BEGIN MATERIAL FOR THIS EXERCISE
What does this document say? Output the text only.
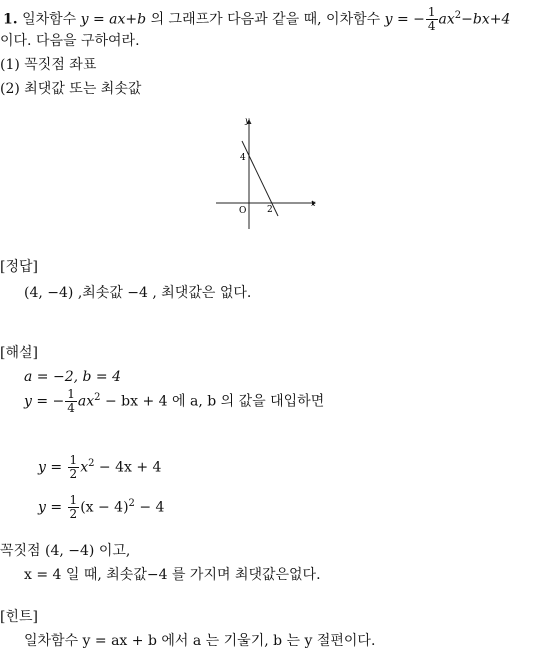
1. 일차함수 y = ax+b 의 그래프가 다음과 같을 때, 이차함수 y = − $\frac{1}{4} ax^2-bx+4$
이다. 다음을 구하여라.
(1) 꼭짓점 좌표
(2) 최댓값 또는 최솟값
y
x
O
4
2
[정답]
(4, −4) ,최솟값 −4 , 최댓값은 없다.
[해설]
a = −2, b = 4
y = − $\frac{1}{4} ax^2$ − bx + 4 에 a, b 의 값을 대입하면
$y = \frac{1}{2} x^2 - 4x + 4$
$y = \frac{1}{2} (x - 4)^2 - 4$
꼭짓점 (4, −4) 이고,
x = 4 일 때, 최솟값−4 를 가지며 최댓값은없다.
[힌트]
일차함수 y = ax + b 에서 a 는 기울기, b 는 y 절편이다.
END MATERIAL FOR THIS EXERCISE
### OBJECTIVE:
Quote the material word for word, dropping any images it holds.

### RESPONSE TO THE TASK:
What does this document say? Output the text only.
1. 일차함수 y = ax+b 의 그래프가 다음과 같을 때, 이차함수 y = − $\frac{1}{4} ax^2-bx+4$
이다. 다음을 구하여라.
(1) 꼭짓점 좌표
(2) 최댓값 또는 최솟값
y
x
O
4
2
[정답]
(4, −4) ,최솟값 −4 , 최댓값은 없다.
[해설]
a = −2, b = 4
y = − $\frac{1}{4} ax^2$ − bx + 4 에 a, b 의 값을 대입하면
$y = \frac{1}{2} x^2 - 4x + 4$
$y = \frac{1}{2} (x - 4)^2 - 4$
꼭짓점 (4, −4) 이고,
x = 4 일 때, 최솟값−4 를 가지며 최댓값은없다.
[힌트]
일차함수 y = ax + b 에서 a 는 기울기, b 는 y 절편이다.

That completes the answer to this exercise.